Excerpt from a dataset
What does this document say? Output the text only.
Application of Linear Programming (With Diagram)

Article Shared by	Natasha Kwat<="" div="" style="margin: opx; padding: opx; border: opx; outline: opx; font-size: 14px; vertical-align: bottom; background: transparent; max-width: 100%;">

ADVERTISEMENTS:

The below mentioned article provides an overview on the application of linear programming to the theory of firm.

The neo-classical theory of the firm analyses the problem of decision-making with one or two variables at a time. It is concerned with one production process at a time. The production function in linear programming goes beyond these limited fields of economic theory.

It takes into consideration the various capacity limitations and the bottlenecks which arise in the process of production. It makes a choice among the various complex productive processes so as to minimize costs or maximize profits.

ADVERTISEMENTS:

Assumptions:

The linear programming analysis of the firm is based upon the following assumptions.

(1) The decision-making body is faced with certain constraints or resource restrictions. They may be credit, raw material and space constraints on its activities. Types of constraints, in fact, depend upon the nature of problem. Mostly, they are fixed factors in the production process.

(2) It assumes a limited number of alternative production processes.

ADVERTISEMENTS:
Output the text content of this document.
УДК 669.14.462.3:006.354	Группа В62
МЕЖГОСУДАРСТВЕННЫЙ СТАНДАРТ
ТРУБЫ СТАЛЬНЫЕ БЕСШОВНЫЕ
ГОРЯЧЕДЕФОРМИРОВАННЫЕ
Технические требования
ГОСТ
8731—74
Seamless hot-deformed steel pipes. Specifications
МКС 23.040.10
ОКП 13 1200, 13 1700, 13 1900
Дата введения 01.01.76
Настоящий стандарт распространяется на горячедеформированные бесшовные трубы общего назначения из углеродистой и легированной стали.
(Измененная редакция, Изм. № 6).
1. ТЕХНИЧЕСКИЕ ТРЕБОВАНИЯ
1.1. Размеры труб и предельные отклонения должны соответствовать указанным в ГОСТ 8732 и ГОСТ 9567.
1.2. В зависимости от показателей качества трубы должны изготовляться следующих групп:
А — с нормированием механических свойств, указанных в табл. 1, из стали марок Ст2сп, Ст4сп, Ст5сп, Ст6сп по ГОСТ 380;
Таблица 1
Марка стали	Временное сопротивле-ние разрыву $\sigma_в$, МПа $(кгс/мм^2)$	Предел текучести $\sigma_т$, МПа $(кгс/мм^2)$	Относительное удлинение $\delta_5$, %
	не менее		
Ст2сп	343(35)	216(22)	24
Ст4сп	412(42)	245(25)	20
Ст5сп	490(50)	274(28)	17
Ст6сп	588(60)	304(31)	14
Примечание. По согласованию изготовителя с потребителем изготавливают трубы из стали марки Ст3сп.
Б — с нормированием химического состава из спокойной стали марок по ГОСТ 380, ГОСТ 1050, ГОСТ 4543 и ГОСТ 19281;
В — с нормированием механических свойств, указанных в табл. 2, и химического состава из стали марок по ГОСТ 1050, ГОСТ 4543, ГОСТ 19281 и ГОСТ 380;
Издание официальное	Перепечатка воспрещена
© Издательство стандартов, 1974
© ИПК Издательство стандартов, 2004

> [Set task]: Give only the number of lines in the material above where the string "document" appears.

> [Final result]: 2